** BEGIN Exercise data **

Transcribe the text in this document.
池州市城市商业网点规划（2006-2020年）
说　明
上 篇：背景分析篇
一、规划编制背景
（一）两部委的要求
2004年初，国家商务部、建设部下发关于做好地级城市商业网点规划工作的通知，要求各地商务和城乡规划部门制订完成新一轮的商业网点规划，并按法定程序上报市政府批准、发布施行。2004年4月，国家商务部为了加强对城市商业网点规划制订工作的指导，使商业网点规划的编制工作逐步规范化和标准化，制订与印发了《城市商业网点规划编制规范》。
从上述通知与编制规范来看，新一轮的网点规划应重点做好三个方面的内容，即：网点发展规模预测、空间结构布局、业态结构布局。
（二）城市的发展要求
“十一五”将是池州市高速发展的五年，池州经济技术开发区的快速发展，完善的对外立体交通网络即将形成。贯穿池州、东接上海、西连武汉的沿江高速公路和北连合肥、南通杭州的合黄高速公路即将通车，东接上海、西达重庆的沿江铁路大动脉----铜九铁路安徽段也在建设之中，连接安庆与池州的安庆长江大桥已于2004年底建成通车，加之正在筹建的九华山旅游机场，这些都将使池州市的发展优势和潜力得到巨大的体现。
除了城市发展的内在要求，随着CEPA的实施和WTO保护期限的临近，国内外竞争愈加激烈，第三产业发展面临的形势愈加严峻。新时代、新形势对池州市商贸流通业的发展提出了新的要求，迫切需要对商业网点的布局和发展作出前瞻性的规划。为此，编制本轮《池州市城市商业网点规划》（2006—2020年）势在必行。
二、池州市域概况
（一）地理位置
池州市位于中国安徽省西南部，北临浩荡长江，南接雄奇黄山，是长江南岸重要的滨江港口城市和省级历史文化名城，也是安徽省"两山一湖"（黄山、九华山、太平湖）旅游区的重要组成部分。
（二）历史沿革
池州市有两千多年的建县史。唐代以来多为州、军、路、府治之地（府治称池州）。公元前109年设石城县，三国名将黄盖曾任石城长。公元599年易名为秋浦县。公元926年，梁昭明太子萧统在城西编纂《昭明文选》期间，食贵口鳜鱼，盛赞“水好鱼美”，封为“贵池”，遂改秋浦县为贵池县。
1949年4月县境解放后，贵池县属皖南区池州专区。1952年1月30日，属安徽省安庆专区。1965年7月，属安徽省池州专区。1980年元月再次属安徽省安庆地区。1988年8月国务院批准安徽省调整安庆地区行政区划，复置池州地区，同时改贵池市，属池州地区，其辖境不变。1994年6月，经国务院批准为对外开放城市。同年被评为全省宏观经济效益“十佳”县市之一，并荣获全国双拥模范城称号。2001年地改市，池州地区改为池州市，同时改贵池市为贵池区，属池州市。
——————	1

** END Exercise data **

> Given request
Reproduce all of the records exactly.

> Written reply
Transcribe the text in this document.
池州市城市商业网点规划（2006-2020年）
说　明
上 篇：背景分析篇
一、规划编制背景
（一）两部委的要求
2004年初，国家商务部、建设部下发关于做好地级城市商业网点规划工作的通知，要求各地商务和城乡规划部门制订完成新一轮的商业网点规划，并按法定程序上报市政府批准、发布施行。2004年4月，国家商务部为了加强对城市商业网点规划制订工作的指导，使商业网点规划的编制工作逐步规范化和标准化，制订与印发了《城市商业网点规划编制规范》。
从上述通知与编制规范来看，新一轮的网点规划应重点做好三个方面的内容，即：网点发展规模预测、空间结构布局、业态结构布局。
（二）城市的发展要求
“十一五”将是池州市高速发展的五年，池州经济技术开发区的快速发展，完善的对外立体交通网络即将形成。贯穿池州、东接上海、西连武汉的沿江高速公路和北连合肥、南通杭州的合黄高速公路即将通车，东接上海、西达重庆的沿江铁路大动脉----铜九铁路安徽段也在建设之中，连接安庆与池州的安庆长江大桥已于2004年底建成通车，加之正在筹建的九华山旅游机场，这些都将使池州市的发展优势和潜力得到巨大的体现。
除了城市发展的内在要求，随着CEPA的实施和WTO保护期限的临近，国内外竞争愈加激烈，第三产业发展面临的形势愈加严峻。新时代、新形势对池州市商贸流通业的发展提出了新的要求，迫切需要对商业网点的布局和发展作出前瞻性的规划。为此，编制本轮《池州市城市商业网点规划》（2006—2020年）势在必行。
二、池州市域概况
（一）地理位置
池州市位于中国安徽省西南部，北临浩荡长江，南接雄奇黄山，是长江南岸重要的滨江港口城市和省级历史文化名城，也是安徽省"两山一湖"（黄山、九华山、太平湖）旅游区的重要组成部分。
（二）历史沿革
池州市有两千多年的建县史。唐代以来多为州、军、路、府治之地（府治称池州）。公元前109年设石城县，三国名将黄盖曾任石城长。公元599年易名为秋浦县。公元926年，梁昭明太子萧统在城西编纂《昭明文选》期间，食贵口鳜鱼，盛赞“水好鱼美”，封为“贵池”，遂改秋浦县为贵池县。
1949年4月县境解放后，贵池县属皖南区池州专区。1952年1月30日，属安徽省安庆专区。1965年7月，属安徽省池州专区。1980年元月再次属安徽省安庆地区。1988年8月国务院批准安徽省调整安庆地区行政区划，复置池州地区，同时改贵池市，属池州地区，其辖境不变。1994年6月，经国务院批准为对外开放城市。同年被评为全省宏观经济效益“十佳”县市之一，并荣获全国双拥模范城称号。2001年地改市，池州地区改为池州市，同时改贵池市为贵池区，属池州市。
——————	1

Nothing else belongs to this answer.